Task brief:
Copy exactly, and only, the lines from the line containing "Extract all readable text from this page." through the last line of the records below, both included.

====================

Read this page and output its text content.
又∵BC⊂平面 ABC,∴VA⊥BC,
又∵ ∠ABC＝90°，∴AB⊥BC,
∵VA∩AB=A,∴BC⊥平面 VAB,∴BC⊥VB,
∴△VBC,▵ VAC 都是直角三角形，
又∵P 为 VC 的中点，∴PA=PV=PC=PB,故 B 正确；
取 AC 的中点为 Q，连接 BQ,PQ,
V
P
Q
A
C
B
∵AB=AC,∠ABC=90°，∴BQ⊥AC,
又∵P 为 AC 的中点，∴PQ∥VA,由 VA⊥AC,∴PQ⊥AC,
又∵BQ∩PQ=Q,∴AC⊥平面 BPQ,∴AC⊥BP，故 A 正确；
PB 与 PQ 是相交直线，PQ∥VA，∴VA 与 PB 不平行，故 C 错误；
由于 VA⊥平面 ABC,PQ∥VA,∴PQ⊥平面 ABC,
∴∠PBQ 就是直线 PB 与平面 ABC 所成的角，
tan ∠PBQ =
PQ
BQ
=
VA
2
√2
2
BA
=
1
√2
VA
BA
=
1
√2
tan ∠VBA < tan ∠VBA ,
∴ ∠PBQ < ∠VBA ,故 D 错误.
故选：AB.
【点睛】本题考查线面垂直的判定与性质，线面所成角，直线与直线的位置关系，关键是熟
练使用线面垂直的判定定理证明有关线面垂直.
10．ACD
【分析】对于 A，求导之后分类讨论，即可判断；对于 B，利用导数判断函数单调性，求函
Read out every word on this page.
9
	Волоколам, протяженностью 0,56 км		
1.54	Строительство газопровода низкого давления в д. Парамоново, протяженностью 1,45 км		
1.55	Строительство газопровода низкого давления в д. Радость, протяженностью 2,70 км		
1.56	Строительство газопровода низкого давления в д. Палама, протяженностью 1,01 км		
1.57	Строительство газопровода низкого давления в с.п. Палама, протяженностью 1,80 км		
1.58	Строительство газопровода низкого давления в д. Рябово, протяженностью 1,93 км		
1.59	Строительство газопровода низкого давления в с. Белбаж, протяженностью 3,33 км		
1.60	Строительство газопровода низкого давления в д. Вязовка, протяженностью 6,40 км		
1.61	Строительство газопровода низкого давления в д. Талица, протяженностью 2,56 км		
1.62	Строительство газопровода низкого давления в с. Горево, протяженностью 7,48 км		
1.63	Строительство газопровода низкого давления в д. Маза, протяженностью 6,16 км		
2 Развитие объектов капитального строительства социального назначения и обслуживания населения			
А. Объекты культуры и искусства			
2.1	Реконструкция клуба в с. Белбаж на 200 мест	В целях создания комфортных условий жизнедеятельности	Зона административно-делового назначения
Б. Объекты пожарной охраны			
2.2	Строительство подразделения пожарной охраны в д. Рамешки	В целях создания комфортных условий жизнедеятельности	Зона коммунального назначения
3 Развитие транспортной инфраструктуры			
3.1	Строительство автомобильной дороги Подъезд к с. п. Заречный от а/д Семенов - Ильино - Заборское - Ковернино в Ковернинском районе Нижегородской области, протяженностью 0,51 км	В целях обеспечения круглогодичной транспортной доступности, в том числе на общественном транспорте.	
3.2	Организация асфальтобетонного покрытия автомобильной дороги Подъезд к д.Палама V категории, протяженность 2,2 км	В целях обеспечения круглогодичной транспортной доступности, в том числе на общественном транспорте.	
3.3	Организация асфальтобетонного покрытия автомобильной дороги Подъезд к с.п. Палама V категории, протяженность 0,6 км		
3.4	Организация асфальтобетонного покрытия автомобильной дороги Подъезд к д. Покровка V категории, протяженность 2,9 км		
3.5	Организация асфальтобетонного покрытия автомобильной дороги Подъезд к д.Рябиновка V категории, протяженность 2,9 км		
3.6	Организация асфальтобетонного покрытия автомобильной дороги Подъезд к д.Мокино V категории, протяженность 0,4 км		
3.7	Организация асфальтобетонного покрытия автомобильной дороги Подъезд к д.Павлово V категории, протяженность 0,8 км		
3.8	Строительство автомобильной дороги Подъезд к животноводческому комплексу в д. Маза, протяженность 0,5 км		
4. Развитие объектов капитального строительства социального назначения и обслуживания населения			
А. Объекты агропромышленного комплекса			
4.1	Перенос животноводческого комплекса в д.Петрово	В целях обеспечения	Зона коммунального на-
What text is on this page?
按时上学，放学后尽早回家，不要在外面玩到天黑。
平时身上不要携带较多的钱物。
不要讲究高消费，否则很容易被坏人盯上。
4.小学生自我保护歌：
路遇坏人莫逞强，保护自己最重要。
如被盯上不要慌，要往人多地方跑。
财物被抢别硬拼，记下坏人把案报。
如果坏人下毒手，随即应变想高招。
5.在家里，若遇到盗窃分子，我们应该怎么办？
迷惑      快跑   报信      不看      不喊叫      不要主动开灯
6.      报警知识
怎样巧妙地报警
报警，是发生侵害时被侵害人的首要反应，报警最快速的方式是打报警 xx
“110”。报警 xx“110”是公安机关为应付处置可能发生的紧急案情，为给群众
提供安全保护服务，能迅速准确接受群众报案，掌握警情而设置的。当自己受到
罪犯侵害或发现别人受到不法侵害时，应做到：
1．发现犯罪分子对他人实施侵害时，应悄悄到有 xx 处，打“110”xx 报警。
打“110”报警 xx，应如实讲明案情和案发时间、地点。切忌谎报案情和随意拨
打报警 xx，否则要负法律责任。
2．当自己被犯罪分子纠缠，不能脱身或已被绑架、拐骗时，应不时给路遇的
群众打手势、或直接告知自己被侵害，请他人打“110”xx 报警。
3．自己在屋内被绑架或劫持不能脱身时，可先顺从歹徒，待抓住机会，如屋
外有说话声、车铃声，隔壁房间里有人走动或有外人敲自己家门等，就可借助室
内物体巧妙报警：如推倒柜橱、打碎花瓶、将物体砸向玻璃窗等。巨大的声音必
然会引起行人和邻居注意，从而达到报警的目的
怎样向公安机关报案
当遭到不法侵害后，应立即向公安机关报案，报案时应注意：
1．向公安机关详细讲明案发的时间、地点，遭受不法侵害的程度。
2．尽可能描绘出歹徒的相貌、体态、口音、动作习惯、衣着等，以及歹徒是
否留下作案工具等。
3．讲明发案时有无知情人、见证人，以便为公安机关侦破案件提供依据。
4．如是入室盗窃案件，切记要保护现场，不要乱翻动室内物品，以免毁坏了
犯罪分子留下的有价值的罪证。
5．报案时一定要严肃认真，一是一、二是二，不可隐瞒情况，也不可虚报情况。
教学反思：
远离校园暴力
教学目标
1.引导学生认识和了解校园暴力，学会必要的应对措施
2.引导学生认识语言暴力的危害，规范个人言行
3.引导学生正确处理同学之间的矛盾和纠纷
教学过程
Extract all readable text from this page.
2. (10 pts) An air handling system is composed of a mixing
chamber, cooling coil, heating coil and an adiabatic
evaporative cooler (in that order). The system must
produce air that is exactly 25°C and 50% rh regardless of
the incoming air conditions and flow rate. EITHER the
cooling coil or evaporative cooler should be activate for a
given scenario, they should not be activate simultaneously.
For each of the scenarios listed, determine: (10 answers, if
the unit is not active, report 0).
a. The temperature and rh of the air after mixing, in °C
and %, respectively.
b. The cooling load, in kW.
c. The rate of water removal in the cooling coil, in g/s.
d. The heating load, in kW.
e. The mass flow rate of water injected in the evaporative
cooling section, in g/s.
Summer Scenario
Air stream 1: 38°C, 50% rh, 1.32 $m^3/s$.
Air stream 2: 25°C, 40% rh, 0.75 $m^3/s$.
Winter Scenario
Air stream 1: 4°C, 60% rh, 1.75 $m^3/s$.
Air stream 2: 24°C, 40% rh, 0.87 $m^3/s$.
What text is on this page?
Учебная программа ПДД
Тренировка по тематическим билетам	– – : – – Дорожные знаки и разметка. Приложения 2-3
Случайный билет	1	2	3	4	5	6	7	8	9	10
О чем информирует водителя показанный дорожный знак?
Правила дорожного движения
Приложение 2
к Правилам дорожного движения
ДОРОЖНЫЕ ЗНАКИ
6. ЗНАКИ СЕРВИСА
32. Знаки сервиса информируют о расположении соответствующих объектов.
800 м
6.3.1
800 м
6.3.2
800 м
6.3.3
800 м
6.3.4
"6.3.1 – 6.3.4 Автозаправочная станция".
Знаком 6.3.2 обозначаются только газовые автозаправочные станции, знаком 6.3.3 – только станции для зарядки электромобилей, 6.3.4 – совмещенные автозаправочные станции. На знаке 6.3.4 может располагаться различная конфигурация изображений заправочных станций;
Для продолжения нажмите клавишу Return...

====================

Right answer:
Extract all readable text from this page.
2. (10 pts) An air handling system is composed of a mixing
chamber, cooling coil, heating coil and an adiabatic
evaporative cooler (in that order). The system must
produce air that is exactly 25°C and 50% rh regardless of
the incoming air conditions and flow rate. EITHER the
cooling coil or evaporative cooler should be activate for a
given scenario, they should not be activate simultaneously.
For each of the scenarios listed, determine: (10 answers, if
the unit is not active, report 0).
a. The temperature and rh of the air after mixing, in °C
and %, respectively.
b. The cooling load, in kW.
c. The rate of water removal in the cooling coil, in g/s.
d. The heating load, in kW.
e. The mass flow rate of water injected in the evaporative
cooling section, in g/s.
Summer Scenario
Air stream 1: 38°C, 50% rh, 1.32 $m^3/s$.
Air stream 2: 25°C, 40% rh, 0.75 $m^3/s$.
Winter Scenario
Air stream 1: 4°C, 60% rh, 1.75 $m^3/s$.
Air stream 2: 24°C, 40% rh, 0.87 $m^3/s$.
What text is on this page?
Учебная программа ПДД
Тренировка по тематическим билетам	– – : – – Дорожные знаки и разметка. Приложения 2-3
Случайный билет	1	2	3	4	5	6	7	8	9	10
О чем информирует водителя показанный дорожный знак?
Правила дорожного движения
Приложение 2
к Правилам дорожного движения
ДОРОЖНЫЕ ЗНАКИ
6. ЗНАКИ СЕРВИСА
32. Знаки сервиса информируют о расположении соответствующих объектов.
800 м
6.3.1
800 м
6.3.2
800 м
6.3.3
800 м
6.3.4
"6.3.1 – 6.3.4 Автозаправочная станция".
Знаком 6.3.2 обозначаются только газовые автозаправочные станции, знаком 6.3.3 – только станции для зарядки электромобилей, 6.3.4 – совмещенные автозаправочные станции. На знаке 6.3.4 может располагаться различная конфигурация изображений заправочных станций;
Для продолжения нажмите клавишу Return...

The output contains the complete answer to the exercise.